> [Stated problem]: Set down each record exactly as written.

> [Material for the task]:
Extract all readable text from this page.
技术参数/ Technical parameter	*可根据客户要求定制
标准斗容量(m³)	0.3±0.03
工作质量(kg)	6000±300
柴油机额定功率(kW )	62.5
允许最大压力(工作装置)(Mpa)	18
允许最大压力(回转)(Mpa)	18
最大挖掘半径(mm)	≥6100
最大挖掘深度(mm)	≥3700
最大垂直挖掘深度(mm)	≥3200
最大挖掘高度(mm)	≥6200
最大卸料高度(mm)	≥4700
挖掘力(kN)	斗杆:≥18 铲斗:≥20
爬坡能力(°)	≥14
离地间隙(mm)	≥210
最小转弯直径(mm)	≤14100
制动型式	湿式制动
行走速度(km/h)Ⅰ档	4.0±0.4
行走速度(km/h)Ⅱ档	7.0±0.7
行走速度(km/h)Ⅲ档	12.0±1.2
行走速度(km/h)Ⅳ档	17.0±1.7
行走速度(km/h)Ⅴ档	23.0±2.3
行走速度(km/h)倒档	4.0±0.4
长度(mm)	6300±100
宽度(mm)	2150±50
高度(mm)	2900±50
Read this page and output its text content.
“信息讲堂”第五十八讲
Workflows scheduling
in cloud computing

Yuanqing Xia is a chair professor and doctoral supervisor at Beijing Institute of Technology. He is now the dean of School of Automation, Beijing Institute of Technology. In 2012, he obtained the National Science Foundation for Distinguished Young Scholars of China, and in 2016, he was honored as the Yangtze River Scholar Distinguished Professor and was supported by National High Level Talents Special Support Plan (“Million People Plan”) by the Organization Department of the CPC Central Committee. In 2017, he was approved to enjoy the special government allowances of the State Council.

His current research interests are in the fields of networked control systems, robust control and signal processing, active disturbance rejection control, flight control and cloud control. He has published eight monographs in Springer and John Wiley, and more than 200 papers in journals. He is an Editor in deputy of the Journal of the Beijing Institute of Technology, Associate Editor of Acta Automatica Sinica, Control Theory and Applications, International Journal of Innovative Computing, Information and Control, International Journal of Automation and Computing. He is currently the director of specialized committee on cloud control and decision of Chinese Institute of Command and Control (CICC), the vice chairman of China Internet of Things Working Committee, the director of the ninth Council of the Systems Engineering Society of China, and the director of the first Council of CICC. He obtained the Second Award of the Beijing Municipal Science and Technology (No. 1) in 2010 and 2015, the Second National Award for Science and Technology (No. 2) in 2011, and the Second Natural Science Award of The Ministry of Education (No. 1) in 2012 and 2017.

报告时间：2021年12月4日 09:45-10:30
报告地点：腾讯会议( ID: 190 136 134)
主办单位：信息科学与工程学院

> [Problem solution]:
Extract all readable text from this page.
技术参数/ Technical parameter	*可根据客户要求定制
标准斗容量(m³)	0.3±0.03
工作质量(kg)	6000±300
柴油机额定功率(kW )	62.5
允许最大压力(工作装置)(Mpa)	18
允许最大压力(回转)(Mpa)	18
最大挖掘半径(mm)	≥6100
最大挖掘深度(mm)	≥3700
最大垂直挖掘深度(mm)	≥3200
最大挖掘高度(mm)	≥6200
最大卸料高度(mm)	≥4700
挖掘力(kN)	斗杆:≥18 铲斗:≥20
爬坡能力(°)	≥14
离地间隙(mm)	≥210
最小转弯直径(mm)	≤14100
制动型式	湿式制动
行走速度(km/h)Ⅰ档	4.0±0.4
行走速度(km/h)Ⅱ档	7.0±0.7
行走速度(km/h)Ⅲ档	12.0±1.2
行走速度(km/h)Ⅳ档	17.0±1.7
行走速度(km/h)Ⅴ档	23.0±2.3
行走速度(km/h)倒档	4.0±0.4
长度(mm)	6300±100
宽度(mm)	2150±50
高度(mm)	2900±50
Read this page and output its text content.
“信息讲堂”第五十八讲
Workflows scheduling
in cloud computing

Yuanqing Xia is a chair professor and doctoral supervisor at Beijing Institute of Technology. He is now the dean of School of Automation, Beijing Institute of Technology. In 2012, he obtained the National Science Foundation for Distinguished Young Scholars of China, and in 2016, he was honored as the Yangtze River Scholar Distinguished Professor and was supported by National High Level Talents Special Support Plan (“Million People Plan”) by the Organization Department of the CPC Central Committee. In 2017, he was approved to enjoy the special government allowances of the State Council.

His current research interests are in the fields of networked control systems, robust control and signal processing, active disturbance rejection control, flight control and cloud control. He has published eight monographs in Springer and John Wiley, and more than 200 papers in journals. He is an Editor in deputy of the Journal of the Beijing Institute of Technology, Associate Editor of Acta Automatica Sinica, Control Theory and Applications, International Journal of Innovative Computing, Information and Control, International Journal of Automation and Computing. He is currently the director of specialized committee on cloud control and decision of Chinese Institute of Command and Control (CICC), the vice chairman of China Internet of Things Working Committee, the director of the ninth Council of the Systems Engineering Society of China, and the director of the first Council of CICC. He obtained the Second Award of the Beijing Municipal Science and Technology (No. 1) in 2010 and 2015, the Second National Award for Science and Technology (No. 2) in 2011, and the Second Natural Science Award of The Ministry of Education (No. 1) in 2012 and 2017.

报告时间：2021年12月4日 09:45-10:30
报告地点：腾讯会议( ID: 190 136 134)
主办单位：信息科学与工程学院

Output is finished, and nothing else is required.